Figure content listings:
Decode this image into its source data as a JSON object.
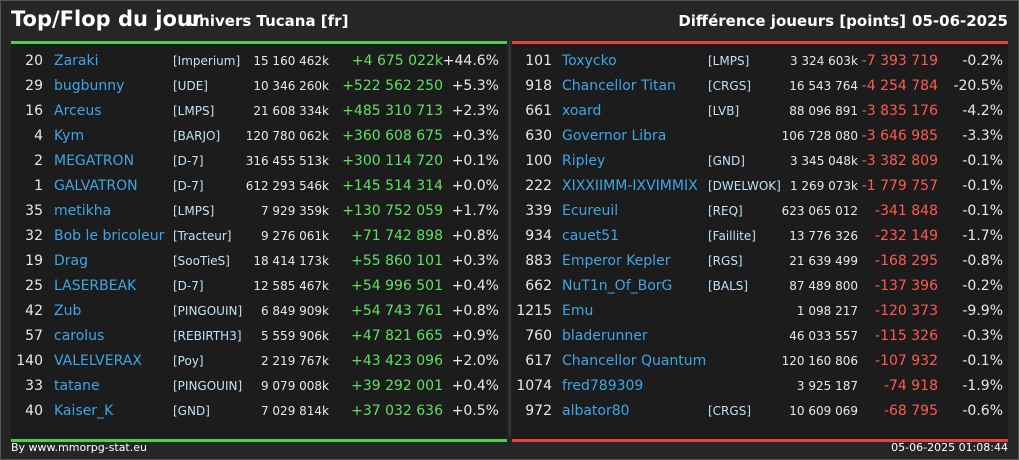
{
  "header": {
    "title": "Top/Flop du jour",
    "universe": "Univers Tucana [fr]",
    "metric": "Différence joueurs [points]",
    "date": "05-06-2025"
  },
  "top": [
    {
      "rank": "20",
      "name": "Zaraki",
      "ally": "[Imperium]",
      "points": "15 160 462k",
      "diff": "+4 675 022k",
      "pct": "+44.6%"
    },
    {
      "rank": "29",
      "name": "bugbunny",
      "ally": "[UDE]",
      "points": "10 346 260k",
      "diff": "+522 562 250",
      "pct": "+5.3%"
    },
    {
      "rank": "16",
      "name": "Arceus",
      "ally": "[LMPS]",
      "points": "21 608 334k",
      "diff": "+485 310 713",
      "pct": "+2.3%"
    },
    {
      "rank": "4",
      "name": "Kym",
      "ally": "[BARJO]",
      "points": "120 780 062k",
      "diff": "+360 608 675",
      "pct": "+0.3%"
    },
    {
      "rank": "2",
      "name": "MEGATRON",
      "ally": "[D-7]",
      "points": "316 455 513k",
      "diff": "+300 114 720",
      "pct": "+0.1%"
    },
    {
      "rank": "1",
      "name": "GALVATRON",
      "ally": "[D-7]",
      "points": "612 293 546k",
      "diff": "+145 514 314",
      "pct": "+0.0%"
    },
    {
      "rank": "35",
      "name": "metikha",
      "ally": "[LMPS]",
      "points": "7 929 359k",
      "diff": "+130 752 059",
      "pct": "+1.7%"
    },
    {
      "rank": "32",
      "name": "Bob le bricoleur",
      "ally": "[Tracteur]",
      "points": "9 276 061k",
      "diff": "+71 742 898",
      "pct": "+0.8%"
    },
    {
      "rank": "19",
      "name": "Drag",
      "ally": "[SooTieS]",
      "points": "18 414 173k",
      "diff": "+55 860 101",
      "pct": "+0.3%"
    },
    {
      "rank": "25",
      "name": "LASERBEAK",
      "ally": "[D-7]",
      "points": "12 585 467k",
      "diff": "+54 996 501",
      "pct": "+0.4%"
    },
    {
      "rank": "42",
      "name": "Zub",
      "ally": "[PINGOUIN]",
      "points": "6 849 909k",
      "diff": "+54 743 761",
      "pct": "+0.8%"
    },
    {
      "rank": "57",
      "name": "carolus",
      "ally": "[REBIRTH3]",
      "points": "5 559 906k",
      "diff": "+47 821 665",
      "pct": "+0.9%"
    },
    {
      "rank": "140",
      "name": "VALELVERAX",
      "ally": "[Poy]",
      "points": "2 219 767k",
      "diff": "+43 423 096",
      "pct": "+2.0%"
    },
    {
      "rank": "33",
      "name": "tatane",
      "ally": "[PINGOUIN]",
      "points": "9 079 008k",
      "diff": "+39 292 001",
      "pct": "+0.4%"
    },
    {
      "rank": "40",
      "name": "Kaiser_K",
      "ally": "[GND]",
      "points": "7 029 814k",
      "diff": "+37 032 636",
      "pct": "+0.5%"
    }
  ],
  "flop": [
    {
      "rank": "101",
      "name": "Toxycko",
      "ally": "[LMPS]",
      "points": "3 324 603k",
      "diff": "-7 393 719",
      "pct": "-0.2%"
    },
    {
      "rank": "918",
      "name": "Chancellor Titan",
      "ally": "[CRGS]",
      "points": "16 543 764",
      "diff": "-4 254 784",
      "pct": "-20.5%"
    },
    {
      "rank": "661",
      "name": "xoard",
      "ally": "[LVB]",
      "points": "88 096 891",
      "diff": "-3 835 176",
      "pct": "-4.2%"
    },
    {
      "rank": "630",
      "name": "Governor Libra",
      "ally": "",
      "points": "106 728 080",
      "diff": "-3 646 985",
      "pct": "-3.3%"
    },
    {
      "rank": "100",
      "name": "Ripley",
      "ally": "[GND]",
      "points": "3 345 048k",
      "diff": "-3 382 809",
      "pct": "-0.1%"
    },
    {
      "rank": "222",
      "name": "XIXXIIMM-IXVIMMIX",
      "ally": "[DWELWOK]",
      "points": "1 269 073k",
      "diff": "-1 779 757",
      "pct": "-0.1%"
    },
    {
      "rank": "339",
      "name": "Ecureuil",
      "ally": "[REQ]",
      "points": "623 065 012",
      "diff": "-341 848",
      "pct": "-0.1%"
    },
    {
      "rank": "934",
      "name": "cauet51",
      "ally": "[Faillite]",
      "points": "13 776 326",
      "diff": "-232 149",
      "pct": "-1.7%"
    },
    {
      "rank": "883",
      "name": "Emperor Kepler",
      "ally": "[RGS]",
      "points": "21 639 499",
      "diff": "-168 295",
      "pct": "-0.8%"
    },
    {
      "rank": "662",
      "name": "NuT1n_Of_BorG",
      "ally": "[BALS]",
      "points": "87 489 800",
      "diff": "-137 396",
      "pct": "-0.2%"
    },
    {
      "rank": "1215",
      "name": "Emu",
      "ally": "",
      "points": "1 098 217",
      "diff": "-120 373",
      "pct": "-9.9%"
    },
    {
      "rank": "760",
      "name": "bladerunner",
      "ally": "",
      "points": "46 033 557",
      "diff": "-115 326",
      "pct": "-0.3%"
    },
    {
      "rank": "617",
      "name": "Chancellor Quantum",
      "ally": "",
      "points": "120 160 806",
      "diff": "-107 932",
      "pct": "-0.1%"
    },
    {
      "rank": "1074",
      "name": "fred789309",
      "ally": "",
      "points": "3 925 187",
      "diff": "-74 918",
      "pct": "-1.9%"
    },
    {
      "rank": "972",
      "name": "albator80",
      "ally": "[CRGS]",
      "points": "10 609 069",
      "diff": "-68 795",
      "pct": "-0.6%"
    }
  ],
  "footer": {
    "source": "By www.mmorpg-stat.eu",
    "timestamp": "05-06-2025 01:08:44"
  },
  "colors": {
    "top_accent": "#4ed04e",
    "flop_accent": "#e0443c",
    "name": "#3ea6e6"
  }
}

#### [What you need to do]
Show every line above in which the word "source" occurs.

#### [Solved problem]
Decode this image into its source data as a JSON object.
    "source": "By www.mmorpg-stat.eu",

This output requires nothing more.